Leave the pictures out and transcribe every record exactly.

+--

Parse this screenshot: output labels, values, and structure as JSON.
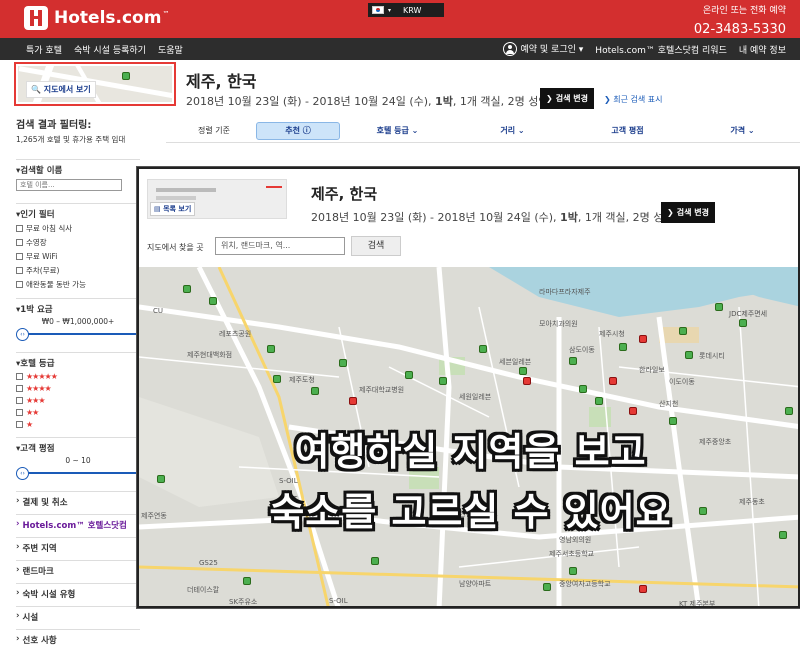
{
  "header": {
    "logo": "Hotels.com",
    "logo_tm": "™",
    "currency": "KRW",
    "call_label": "온라인 또는 전화 예약",
    "phone": "02-3483-5330"
  },
  "nav": {
    "left": [
      "특가 호텔",
      "숙박 시설 등록하기",
      "도움말"
    ],
    "login": "예약 및 로그인",
    "rewards": "Hotels.com™ 호텔스닷컴 리워드",
    "mytrips": "내 예약 정보"
  },
  "summary": {
    "map_button": "지도에서 보기",
    "city": "제주, 한국",
    "dates": "2018년 10월 23일 (화) - 2018년 10월 24일 (수), ",
    "nights": "1박",
    "rooms": ", 1개 객실, 2명 성인",
    "change_button": "검색 변경",
    "recent": "최근 검색 표시"
  },
  "filters": {
    "title": "검색 결과 필터링:",
    "count": "1,265개 호텔 및 휴가용 주택 임대",
    "name_head": "검색할 이름",
    "name_placeholder": "호텔 이름...",
    "popular_head": "인기 필터",
    "popular_items": [
      "무료 아침 식사",
      "수영장",
      "무료 WiFi",
      "주차(무료)",
      "애완동물 동반 가능"
    ],
    "price_head": "1박 요금",
    "price_range": "₩0 – ₩1,000,000+",
    "star_head": "호텔 등급",
    "stars": [
      "★★★★★",
      "★★★★",
      "★★★",
      "★★",
      "★"
    ],
    "rating_head": "고객 평점",
    "rating_range": "0 ~ 10",
    "payment": "결제 및 취소",
    "hotels_brand": "Hotels.com™ 호텔스닷컴",
    "area": "주변 지역",
    "landmark": "랜드마크",
    "type": "숙박 시설 유형",
    "facility": "시설",
    "preference": "선호 사항"
  },
  "sortbar": {
    "label": "정렬 기준",
    "active": "추천 ⓘ",
    "options": [
      "호텔 등급",
      "거리",
      "고객 평점",
      "가격"
    ]
  },
  "overlay": {
    "list_button": "목록 보기",
    "city": "제주, 한국",
    "dates": "2018년 10월 23일 (화) - 2018년 10월 24일 (수), ",
    "nights": "1박",
    "rooms": ", 1개 객실, 2명 성인",
    "change_button": "검색 변경",
    "search_label": "지도에서 찾을 곳",
    "search_placeholder": "위치, 랜드마크, 역...",
    "search_button": "검색",
    "caption_line1": "여행하실 지역을 보고",
    "caption_line2": "숙소를 고르실 수 있어요",
    "map_labels": [
      "제주현대백화점",
      "레포츠공원",
      "제주도청",
      "제주대학교병원",
      "세원일레븐",
      "현대3차아파트",
      "현천초등학교",
      "남양아파트",
      "중앙여자고등학교",
      "제주서초등학교",
      "모아치과의원",
      "삼도이동",
      "이도이동",
      "JDC제주면세",
      "제주중앙초",
      "제주동초",
      "제주연동",
      "CU",
      "GS25",
      "세븐일레븐",
      "더테이스칼",
      "SK주유소",
      "S-OIL",
      "KT",
      "KT 제주본부",
      "산지천",
      "제주시청",
      "롯데시티",
      "라마다프라자제주",
      "영남외의원",
      "한라일보",
      "S-OIL"
    ]
  }
}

+--

* _Final result_
Parse this screenshot: output labels, values, and structure as JSON.
{
  "header": {
    "logo": "Hotels.com",
    "logo_tm": "™",
    "currency": "KRW",
    "call_label": "온라인 또는 전화 예약",
    "phone": "02-3483-5330"
  },
  "nav": {
    "left": [
      "특가 호텔",
      "숙박 시설 등록하기",
      "도움말"
    ],
    "login": "예약 및 로그인",
    "rewards": "Hotels.com™ 호텔스닷컴 리워드",
    "mytrips": "내 예약 정보"
  },
  "summary": {
    "map_button": "지도에서 보기",
    "city": "제주, 한국",
    "dates": "2018년 10월 23일 (화) - 2018년 10월 24일 (수), ",
    "nights": "1박",
    "rooms": ", 1개 객실, 2명 성인",
    "change_button": "검색 변경",
    "recent": "최근 검색 표시"
  },
  "filters": {
    "title": "검색 결과 필터링:",
    "count": "1,265개 호텔 및 휴가용 주택 임대",
    "name_head": "검색할 이름",
    "name_placeholder": "호텔 이름...",
    "popular_head": "인기 필터",
    "popular_items": [
      "무료 아침 식사",
      "수영장",
      "무료 WiFi",
      "주차(무료)",
      "애완동물 동반 가능"
    ],
    "price_head": "1박 요금",
    "price_range": "₩0 – ₩1,000,000+",
    "star_head": "호텔 등급",
    "stars": [
      "★★★★★",
      "★★★★",
      "★★★",
      "★★",
      "★"
    ],
    "rating_head": "고객 평점",
    "rating_range": "0 ~ 10",
    "payment": "결제 및 취소",
    "hotels_brand": "Hotels.com™ 호텔스닷컴",
    "area": "주변 지역",
    "landmark": "랜드마크",
    "type": "숙박 시설 유형",
    "facility": "시설",
    "preference": "선호 사항"
  },
  "sortbar": {
    "label": "정렬 기준",
    "active": "추천 ⓘ",
    "options": [
      "호텔 등급",
      "거리",
      "고객 평점",
      "가격"
    ]
  },
  "overlay": {
    "list_button": "목록 보기",
    "city": "제주, 한국",
    "dates": "2018년 10월 23일 (화) - 2018년 10월 24일 (수), ",
    "nights": "1박",
    "rooms": ", 1개 객실, 2명 성인",
    "change_button": "검색 변경",
    "search_label": "지도에서 찾을 곳",
    "search_placeholder": "위치, 랜드마크, 역...",
    "search_button": "검색",
    "caption_line1": "여행하실 지역을 보고",
    "caption_line2": "숙소를 고르실 수 있어요",
    "map_labels": [
      "제주현대백화점",
      "레포츠공원",
      "제주도청",
      "제주대학교병원",
      "세원일레븐",
      "현대3차아파트",
      "현천초등학교",
      "남양아파트",
      "중앙여자고등학교",
      "제주서초등학교",
      "모아치과의원",
      "삼도이동",
      "이도이동",
      "JDC제주면세",
      "제주중앙초",
      "제주동초",
      "제주연동",
      "CU",
      "GS25",
      "세븐일레븐",
      "더테이스칼",
      "SK주유소",
      "S-OIL",
      "KT",
      "KT 제주본부",
      "산지천",
      "제주시청",
      "롯데시티",
      "라마다프라자제주",
      "영남외의원",
      "한라일보",
      "S-OIL"
    ]
  }
}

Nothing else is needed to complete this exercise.